---------- Extracted material ----------

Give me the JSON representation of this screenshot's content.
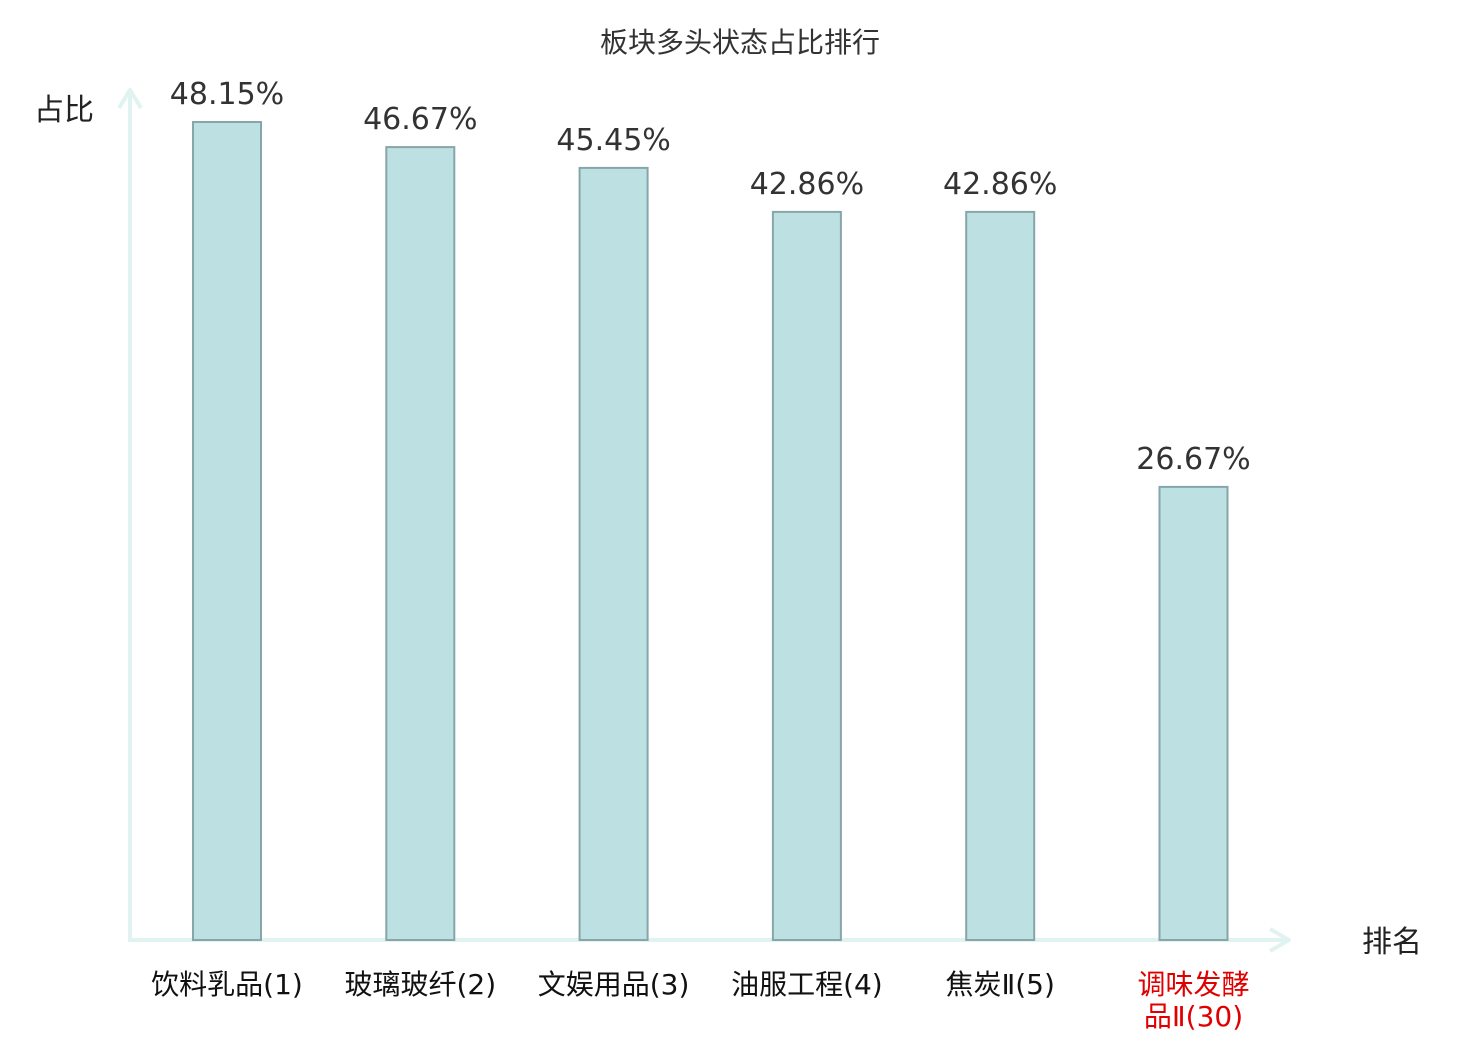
{
  "chart_data": {
    "type": "bar",
    "title": "板块多头状态占比排行",
    "ylabel": "占比",
    "xlabel": "排名",
    "categories": [
      [
        "饮料乳品(1)"
      ],
      [
        "玻璃玻纤(2)"
      ],
      [
        "文娱用品(3)"
      ],
      [
        "油服工程(4)"
      ],
      [
        "焦炭Ⅱ(5)"
      ],
      [
        "调味发酵",
        "品Ⅱ(30)"
      ]
    ],
    "values": [
      48.15,
      46.67,
      45.45,
      42.86,
      42.86,
      26.67
    ],
    "value_labels": [
      "48.15%",
      "46.67%",
      "45.45%",
      "42.86%",
      "42.86%",
      "26.67%"
    ],
    "highlight_index": 5,
    "ylim": [
      0,
      48.15
    ],
    "grid": false,
    "legend": "none",
    "colors": {
      "bar_fill": "#bde0e3",
      "bar_stroke": "#86a6a9",
      "axis": "#e0f3f1",
      "text": "#333333",
      "highlight_text": "#e00000"
    }
  }
}
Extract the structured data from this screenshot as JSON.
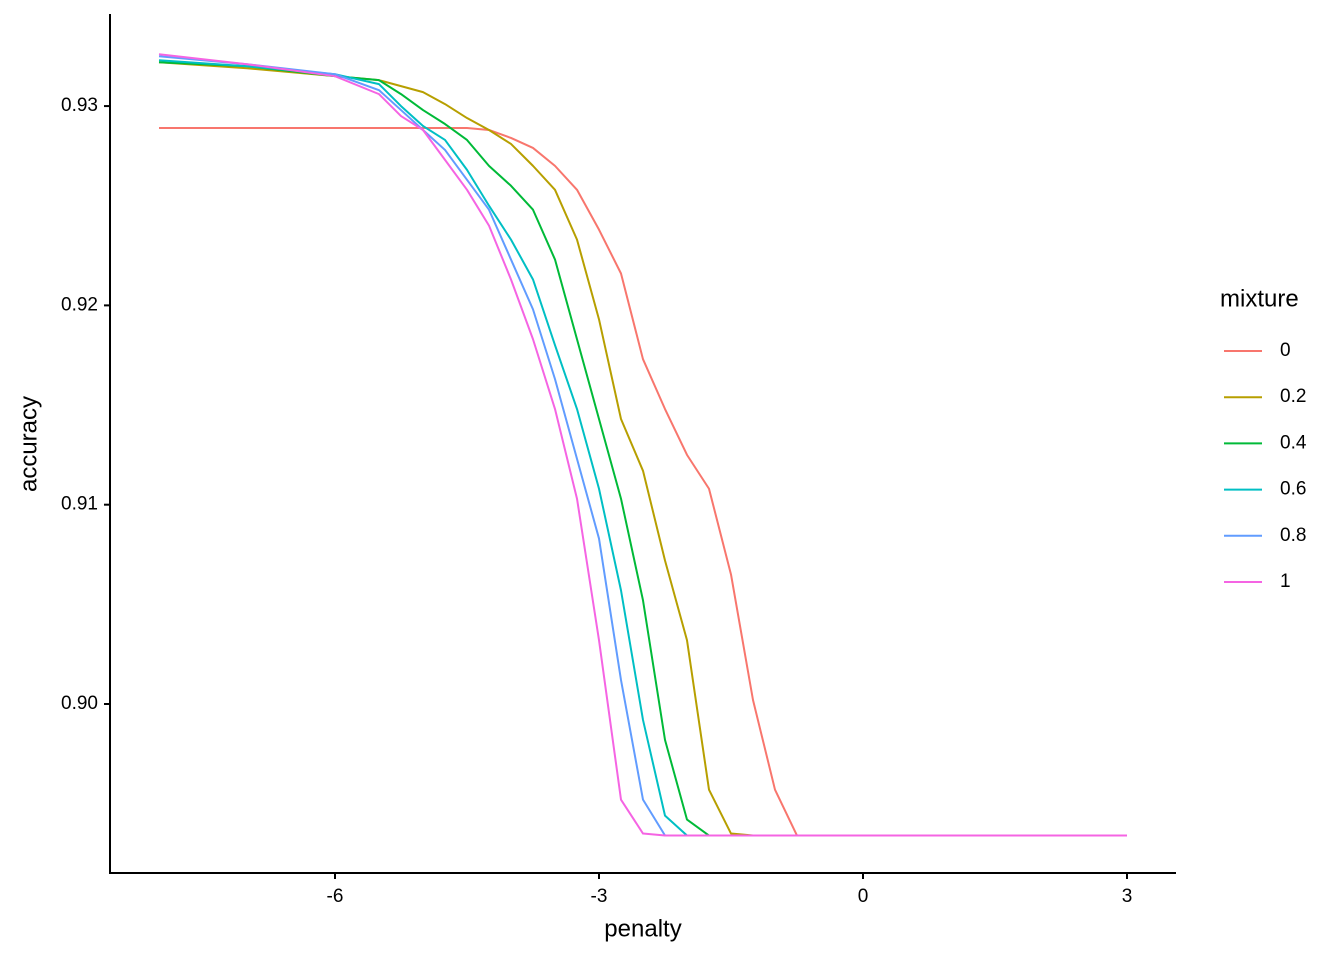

----------

# [What to work on]
All entries are to be retyped exactly. Omit any embedded images.

# [Full solution]
Give me the JSON representation of this screenshot's content.
{
  "chart_data": {
    "type": "bar",
    "title": "板块多头状态占比排行",
    "ylabel": "占比",
    "xlabel": "排名",
    "categories": [
      [
        "饮料乳品(1)"
      ],
      [
        "玻璃玻纤(2)"
      ],
      [
        "文娱用品(3)"
      ],
      [
        "油服工程(4)"
      ],
      [
        "焦炭Ⅱ(5)"
      ],
      [
        "调味发酵",
        "品Ⅱ(30)"
      ]
    ],
    "values": [
      48.15,
      46.67,
      45.45,
      42.86,
      42.86,
      26.67
    ],
    "value_labels": [
      "48.15%",
      "46.67%",
      "45.45%",
      "42.86%",
      "42.86%",
      "26.67%"
    ],
    "highlight_index": 5,
    "ylim": [
      0,
      48.15
    ],
    "grid": false,
    "legend": "none",
    "colors": {
      "bar_fill": "#bde0e3",
      "bar_stroke": "#86a6a9",
      "axis": "#e0f3f1",
      "text": "#333333",
      "highlight_text": "#e00000"
    }
  }
}
Extract the structured data from this screenshot as JSON.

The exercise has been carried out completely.